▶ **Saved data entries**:

◆ ◆ ◆ ◆ ◆

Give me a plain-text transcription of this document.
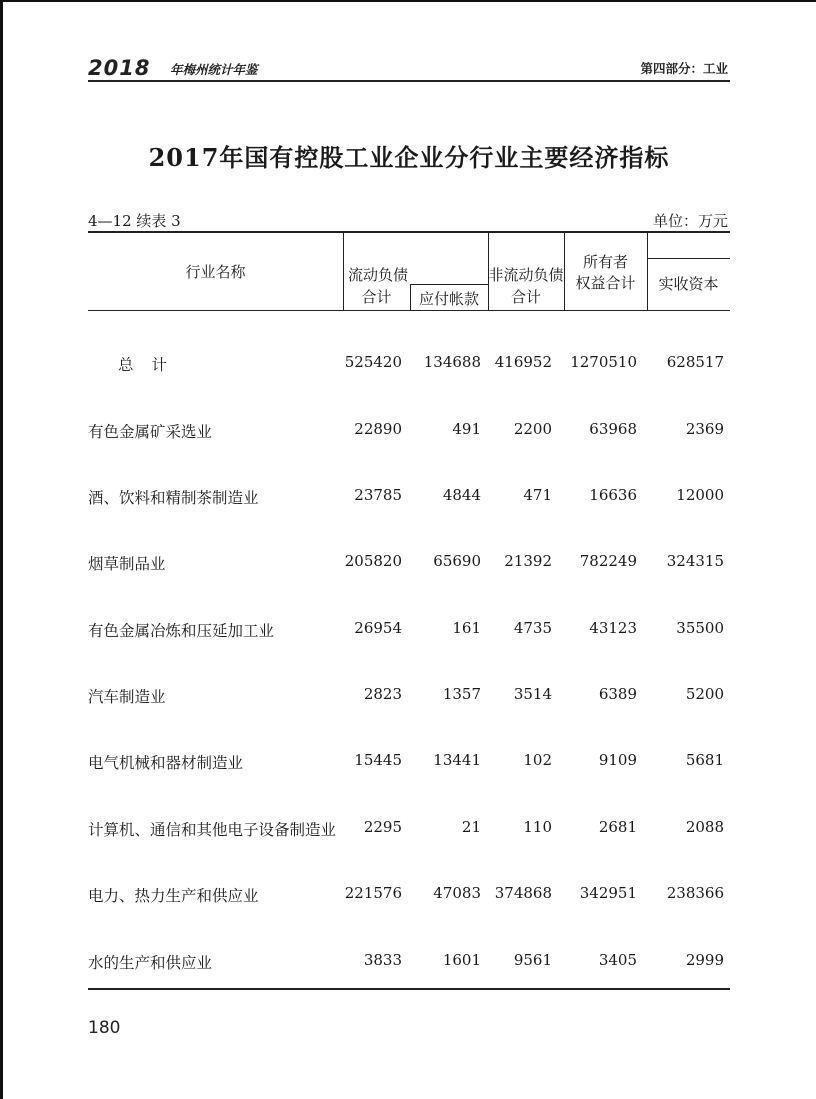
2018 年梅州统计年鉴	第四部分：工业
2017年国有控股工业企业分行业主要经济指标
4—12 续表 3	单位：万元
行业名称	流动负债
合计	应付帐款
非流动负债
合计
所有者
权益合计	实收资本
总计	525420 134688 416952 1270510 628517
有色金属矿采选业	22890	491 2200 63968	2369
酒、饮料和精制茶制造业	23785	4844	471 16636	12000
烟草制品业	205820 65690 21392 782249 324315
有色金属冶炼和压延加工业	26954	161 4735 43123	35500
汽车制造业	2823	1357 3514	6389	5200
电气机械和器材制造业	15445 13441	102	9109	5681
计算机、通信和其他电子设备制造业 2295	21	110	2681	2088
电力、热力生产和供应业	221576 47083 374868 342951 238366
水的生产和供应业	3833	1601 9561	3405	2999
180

◆ ◆ ◆ ◆ ◆

Return the full material word for word. Do not include the pictures.

▶ **Expected output**:
Give me a plain-text transcription of this document.
2018 年梅州统计年鉴	第四部分：工业
2017年国有控股工业企业分行业主要经济指标
4—12 续表 3	单位：万元
行业名称	流动负债
合计	应付帐款
非流动负债
合计
所有者
权益合计	实收资本
总计	525420 134688 416952 1270510 628517
有色金属矿采选业	22890	491 2200 63968	2369
酒、饮料和精制茶制造业	23785	4844	471 16636	12000
烟草制品业	205820 65690 21392 782249 324315
有色金属冶炼和压延加工业	26954	161 4735 43123	35500
汽车制造业	2823	1357 3514	6389	5200
电气机械和器材制造业	15445 13441	102	9109	5681
计算机、通信和其他电子设备制造业 2295	21	110	2681	2088
电力、热力生产和供应业	221576 47083 374868 342951 238366
水的生产和供应业	3833	1601 9561	3405	2999
180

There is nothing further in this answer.